>>>>>

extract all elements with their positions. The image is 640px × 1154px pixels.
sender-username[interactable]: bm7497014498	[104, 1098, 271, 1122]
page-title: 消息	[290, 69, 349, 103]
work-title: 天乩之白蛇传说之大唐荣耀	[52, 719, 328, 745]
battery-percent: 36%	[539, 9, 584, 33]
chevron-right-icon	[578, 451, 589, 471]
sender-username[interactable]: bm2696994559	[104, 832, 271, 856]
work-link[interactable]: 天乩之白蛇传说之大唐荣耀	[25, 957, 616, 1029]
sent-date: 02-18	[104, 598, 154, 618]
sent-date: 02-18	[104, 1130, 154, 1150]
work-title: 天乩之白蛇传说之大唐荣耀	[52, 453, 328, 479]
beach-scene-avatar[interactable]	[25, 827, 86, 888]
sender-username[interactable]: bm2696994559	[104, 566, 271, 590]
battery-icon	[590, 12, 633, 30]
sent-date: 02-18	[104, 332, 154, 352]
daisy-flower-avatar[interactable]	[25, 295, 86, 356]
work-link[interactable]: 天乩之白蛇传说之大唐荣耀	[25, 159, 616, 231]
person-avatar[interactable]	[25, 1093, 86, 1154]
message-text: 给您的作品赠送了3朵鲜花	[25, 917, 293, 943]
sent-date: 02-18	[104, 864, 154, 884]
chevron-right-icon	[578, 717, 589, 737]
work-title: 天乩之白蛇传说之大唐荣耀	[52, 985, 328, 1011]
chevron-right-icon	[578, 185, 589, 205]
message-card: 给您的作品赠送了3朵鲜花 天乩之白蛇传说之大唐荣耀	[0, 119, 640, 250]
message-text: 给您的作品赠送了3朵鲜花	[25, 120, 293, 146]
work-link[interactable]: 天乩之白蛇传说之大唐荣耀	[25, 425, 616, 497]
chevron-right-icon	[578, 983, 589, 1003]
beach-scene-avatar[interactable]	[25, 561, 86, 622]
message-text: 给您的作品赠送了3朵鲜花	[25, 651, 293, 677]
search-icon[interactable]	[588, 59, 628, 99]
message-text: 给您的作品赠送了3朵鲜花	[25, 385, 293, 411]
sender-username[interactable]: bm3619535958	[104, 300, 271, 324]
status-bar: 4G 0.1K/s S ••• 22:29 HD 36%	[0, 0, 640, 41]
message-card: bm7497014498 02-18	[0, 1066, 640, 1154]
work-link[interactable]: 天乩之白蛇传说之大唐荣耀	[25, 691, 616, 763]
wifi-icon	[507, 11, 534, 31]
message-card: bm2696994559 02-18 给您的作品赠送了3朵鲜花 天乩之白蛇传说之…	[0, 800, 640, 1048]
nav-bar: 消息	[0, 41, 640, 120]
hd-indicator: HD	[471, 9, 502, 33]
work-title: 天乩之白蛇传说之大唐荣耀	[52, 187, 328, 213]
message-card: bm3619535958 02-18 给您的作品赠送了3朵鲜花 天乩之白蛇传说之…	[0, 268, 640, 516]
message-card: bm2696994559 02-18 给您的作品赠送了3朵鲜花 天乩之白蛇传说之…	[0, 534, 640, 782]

<<<<<
>>>>>

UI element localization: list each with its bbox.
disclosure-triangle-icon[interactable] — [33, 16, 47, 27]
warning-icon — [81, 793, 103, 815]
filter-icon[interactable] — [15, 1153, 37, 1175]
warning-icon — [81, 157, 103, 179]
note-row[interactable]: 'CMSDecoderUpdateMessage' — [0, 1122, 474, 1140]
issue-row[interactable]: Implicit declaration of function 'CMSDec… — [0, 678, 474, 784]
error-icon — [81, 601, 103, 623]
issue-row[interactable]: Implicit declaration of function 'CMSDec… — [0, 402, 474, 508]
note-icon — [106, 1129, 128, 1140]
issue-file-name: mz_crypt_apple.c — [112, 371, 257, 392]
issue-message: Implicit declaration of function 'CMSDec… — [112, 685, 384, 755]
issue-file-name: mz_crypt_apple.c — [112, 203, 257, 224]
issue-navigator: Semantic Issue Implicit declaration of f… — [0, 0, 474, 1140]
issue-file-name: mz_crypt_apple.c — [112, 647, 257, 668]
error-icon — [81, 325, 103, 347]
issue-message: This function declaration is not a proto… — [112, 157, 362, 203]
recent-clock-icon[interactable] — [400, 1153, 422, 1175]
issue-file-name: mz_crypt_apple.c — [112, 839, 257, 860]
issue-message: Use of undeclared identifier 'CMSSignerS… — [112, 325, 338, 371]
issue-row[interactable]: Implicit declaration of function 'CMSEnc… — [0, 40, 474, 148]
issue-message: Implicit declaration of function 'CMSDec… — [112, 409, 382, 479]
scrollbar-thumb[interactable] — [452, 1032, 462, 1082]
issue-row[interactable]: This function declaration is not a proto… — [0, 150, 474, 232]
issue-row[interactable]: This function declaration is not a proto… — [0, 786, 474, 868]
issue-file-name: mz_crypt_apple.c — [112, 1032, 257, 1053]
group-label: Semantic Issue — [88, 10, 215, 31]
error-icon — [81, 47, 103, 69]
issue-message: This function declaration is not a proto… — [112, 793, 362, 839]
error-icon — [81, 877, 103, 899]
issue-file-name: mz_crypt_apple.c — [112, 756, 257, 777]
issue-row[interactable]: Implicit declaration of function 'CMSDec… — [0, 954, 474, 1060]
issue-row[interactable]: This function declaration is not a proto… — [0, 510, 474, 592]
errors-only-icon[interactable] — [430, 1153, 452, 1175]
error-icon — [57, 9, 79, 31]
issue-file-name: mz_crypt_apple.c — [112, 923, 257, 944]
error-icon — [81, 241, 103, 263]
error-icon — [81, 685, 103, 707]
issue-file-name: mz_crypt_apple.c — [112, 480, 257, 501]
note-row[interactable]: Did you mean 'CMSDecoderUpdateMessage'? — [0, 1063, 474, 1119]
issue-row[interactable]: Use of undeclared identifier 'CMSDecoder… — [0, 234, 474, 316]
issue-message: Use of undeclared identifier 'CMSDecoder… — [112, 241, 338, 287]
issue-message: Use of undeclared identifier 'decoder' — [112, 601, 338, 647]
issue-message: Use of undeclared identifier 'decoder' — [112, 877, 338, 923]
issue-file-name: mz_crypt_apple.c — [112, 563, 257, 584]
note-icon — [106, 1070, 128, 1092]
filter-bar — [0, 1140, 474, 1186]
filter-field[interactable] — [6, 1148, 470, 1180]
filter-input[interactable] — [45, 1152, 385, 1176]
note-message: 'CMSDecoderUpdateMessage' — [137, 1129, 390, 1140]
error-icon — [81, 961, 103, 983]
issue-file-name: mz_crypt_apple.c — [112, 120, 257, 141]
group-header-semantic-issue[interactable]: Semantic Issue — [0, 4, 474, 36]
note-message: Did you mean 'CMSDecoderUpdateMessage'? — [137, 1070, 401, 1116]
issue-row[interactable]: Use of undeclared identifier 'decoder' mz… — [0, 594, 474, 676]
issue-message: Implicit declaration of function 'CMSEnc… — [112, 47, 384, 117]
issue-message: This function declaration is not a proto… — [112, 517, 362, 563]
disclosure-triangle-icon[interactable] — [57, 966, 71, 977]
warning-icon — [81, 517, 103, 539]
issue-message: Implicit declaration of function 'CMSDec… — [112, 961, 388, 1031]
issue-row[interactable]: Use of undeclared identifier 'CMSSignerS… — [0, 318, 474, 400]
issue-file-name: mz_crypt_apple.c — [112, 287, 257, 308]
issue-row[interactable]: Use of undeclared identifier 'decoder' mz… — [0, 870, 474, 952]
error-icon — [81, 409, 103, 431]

<<<<<

■ **EXERCISE GOAL**:
In the stretch of entries from the line containing "UI element localization: list" through the line containing "error-icon — [81, 601, 103, 623]", switch "warning-icon" to "caution-icon" and give only those lines again, with nothing else changed.

■ **ANSWER FOR THE TASK**:
UI element localization: list each with its bbox.
disclosure-triangle-icon[interactable] — [33, 16, 47, 27]
caution-icon — [81, 793, 103, 815]
filter-icon[interactable] — [15, 1153, 37, 1175]
caution-icon — [81, 157, 103, 179]
note-row[interactable]: 'CMSDecoderUpdateMessage' — [0, 1122, 474, 1140]
issue-row[interactable]: Implicit declaration of function 'CMSDec… — [0, 678, 474, 784]
error-icon — [81, 601, 103, 623]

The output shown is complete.